### PROBLEM TO SOLVE
Write out all of the entries exactly, please.

═══ DATASET CONTENT

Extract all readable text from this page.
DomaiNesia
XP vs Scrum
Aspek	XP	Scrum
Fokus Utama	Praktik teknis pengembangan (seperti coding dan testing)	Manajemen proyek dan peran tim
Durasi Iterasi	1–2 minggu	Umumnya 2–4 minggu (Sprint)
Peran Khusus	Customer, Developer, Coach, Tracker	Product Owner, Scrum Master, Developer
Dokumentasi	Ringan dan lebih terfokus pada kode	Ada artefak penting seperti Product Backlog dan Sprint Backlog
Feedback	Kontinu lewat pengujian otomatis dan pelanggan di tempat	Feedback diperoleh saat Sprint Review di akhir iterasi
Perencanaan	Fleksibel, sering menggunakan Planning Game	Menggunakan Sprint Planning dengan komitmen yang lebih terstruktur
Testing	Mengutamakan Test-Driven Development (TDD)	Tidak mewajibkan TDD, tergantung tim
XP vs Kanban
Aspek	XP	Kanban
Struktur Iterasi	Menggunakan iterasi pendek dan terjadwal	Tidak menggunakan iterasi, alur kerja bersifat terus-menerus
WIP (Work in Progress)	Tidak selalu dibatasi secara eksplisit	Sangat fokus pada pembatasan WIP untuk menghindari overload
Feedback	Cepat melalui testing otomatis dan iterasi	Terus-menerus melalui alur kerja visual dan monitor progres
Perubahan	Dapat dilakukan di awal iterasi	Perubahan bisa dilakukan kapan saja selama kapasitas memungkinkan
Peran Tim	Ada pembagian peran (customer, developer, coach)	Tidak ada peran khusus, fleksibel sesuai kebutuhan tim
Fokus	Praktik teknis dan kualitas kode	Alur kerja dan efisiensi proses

══════

### FINAL ANSWER
Extract all readable text from this page.
DomaiNesia
XP vs Scrum
Aspek	XP	Scrum
Fokus Utama	Praktik teknis pengembangan (seperti coding dan testing)	Manajemen proyek dan peran tim
Durasi Iterasi	1–2 minggu	Umumnya 2–4 minggu (Sprint)
Peran Khusus	Customer, Developer, Coach, Tracker	Product Owner, Scrum Master, Developer
Dokumentasi	Ringan dan lebih terfokus pada kode	Ada artefak penting seperti Product Backlog dan Sprint Backlog
Feedback	Kontinu lewat pengujian otomatis dan pelanggan di tempat	Feedback diperoleh saat Sprint Review di akhir iterasi
Perencanaan	Fleksibel, sering menggunakan Planning Game	Menggunakan Sprint Planning dengan komitmen yang lebih terstruktur
Testing	Mengutamakan Test-Driven Development (TDD)	Tidak mewajibkan TDD, tergantung tim
XP vs Kanban
Aspek	XP	Kanban
Struktur Iterasi	Menggunakan iterasi pendek dan terjadwal	Tidak menggunakan iterasi, alur kerja bersifat terus-menerus
WIP (Work in Progress)	Tidak selalu dibatasi secara eksplisit	Sangat fokus pada pembatasan WIP untuk menghindari overload
Feedback	Cepat melalui testing otomatis dan iterasi	Terus-menerus melalui alur kerja visual dan monitor progres
Perubahan	Dapat dilakukan di awal iterasi	Perubahan bisa dilakukan kapan saja selama kapasitas memungkinkan
Peran Tim	Ada pembagian peran (customer, developer, coach)	Tidak ada peran khusus, fleksibel sesuai kebutuhan tim
Fokus	Praktik teknis dan kualitas kode	Alur kerja dan efisiensi proses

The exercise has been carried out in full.